▶ [WHAT IS REQUIRED]:
Your task is to transcribe all of the data below exactly, omitting the images.

== INPUT DATA ==

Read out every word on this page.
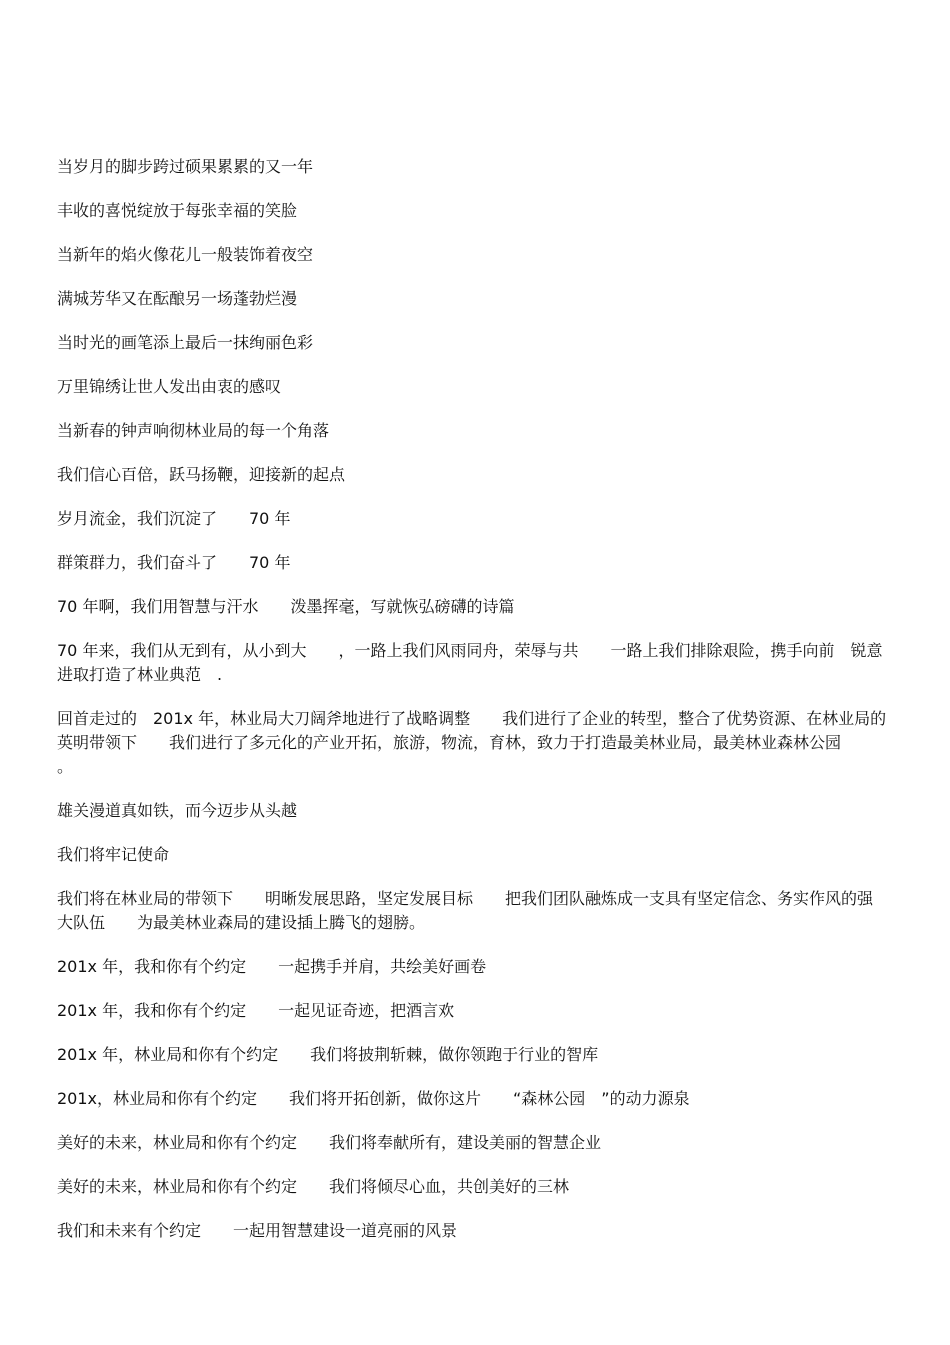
当岁月的脚步跨过硕果累累的又一年

丰收的喜悦绽放于每张幸福的笑脸

当新年的焰火像花儿一般装饰着夜空

满城芳华又在酝酿另一场蓬勃烂漫

当时光的画笔添上最后一抹绚丽色彩

万里锦绣让世人发出由衷的感叹

当新春的钟声响彻林业局的每一个角落

我们信心百倍，跃马扬鞭，迎接新的起点

岁月流金，我们沉淀了　　70 年

群策群力，我们奋斗了　　70 年

70 年啊，我们用智慧与汗水　　泼墨挥毫，写就恢弘磅礴的诗篇

70 年来，我们从无到有，从小到大　　，一路上我们风雨同舟，荣辱与共　　一路上我们排除艰险，携手向前　锐意进取打造了林业典范　.

回首走过的　201x 年，林业局大刀阔斧地进行了战略调整　　我们进行了企业的转型，整合了优势资源、在林业局的英明带领下　　我们进行了多元化的产业开拓，旅游，物流，育林，致力于打造最美林业局，最美林业森林公园　　。

雄关漫道真如铁，而今迈步从头越

我们将牢记使命

我们将在林业局的带领下　　明晰发展思路，坚定发展目标　　把我们团队融炼成一支具有坚定信念、务实作风的强大队伍　　为最美林业森局的建设插上腾飞的翅膀。

201x 年，我和你有个约定　　一起携手并肩，共绘美好画卷

201x 年，我和你有个约定　　一起见证奇迹，把酒言欢

201x 年，林业局和你有个约定　　我们将披荆斩棘，做你领跑于行业的智库

201x，林业局和你有个约定　　我们将开拓创新，做你这片　　“森林公园　”的动力源泉

美好的未来，林业局和你有个约定　　我们将奉献所有，建设美丽的智慧企业

美好的未来，林业局和你有个约定　　我们将倾尽心血，共创美好的三林

我们和未来有个约定　　一起用智慧建设一道亮丽的风景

===

▶ [REPLY TO THE TASK]:
Read out every word on this page.
当岁月的脚步跨过硕果累累的又一年

丰收的喜悦绽放于每张幸福的笑脸

当新年的焰火像花儿一般装饰着夜空

满城芳华又在酝酿另一场蓬勃烂漫

当时光的画笔添上最后一抹绚丽色彩

万里锦绣让世人发出由衷的感叹

当新春的钟声响彻林业局的每一个角落

我们信心百倍，跃马扬鞭，迎接新的起点

岁月流金，我们沉淀了　　70 年

群策群力，我们奋斗了　　70 年

70 年啊，我们用智慧与汗水　　泼墨挥毫，写就恢弘磅礴的诗篇

70 年来，我们从无到有，从小到大　　，一路上我们风雨同舟，荣辱与共　　一路上我们排除艰险，携手向前　锐意进取打造了林业典范　.

回首走过的　201x 年，林业局大刀阔斧地进行了战略调整　　我们进行了企业的转型，整合了优势资源、在林业局的英明带领下　　我们进行了多元化的产业开拓，旅游，物流，育林，致力于打造最美林业局，最美林业森林公园　　。

雄关漫道真如铁，而今迈步从头越

我们将牢记使命

我们将在林业局的带领下　　明晰发展思路，坚定发展目标　　把我们团队融炼成一支具有坚定信念、务实作风的强大队伍　　为最美林业森局的建设插上腾飞的翅膀。

201x 年，我和你有个约定　　一起携手并肩，共绘美好画卷

201x 年，我和你有个约定　　一起见证奇迹，把酒言欢

201x 年，林业局和你有个约定　　我们将披荆斩棘，做你领跑于行业的智库

201x，林业局和你有个约定　　我们将开拓创新，做你这片　　“森林公园　”的动力源泉

美好的未来，林业局和你有个约定　　我们将奉献所有，建设美丽的智慧企业

美好的未来，林业局和你有个约定　　我们将倾尽心血，共创美好的三林

我们和未来有个约定　　一起用智慧建设一道亮丽的风景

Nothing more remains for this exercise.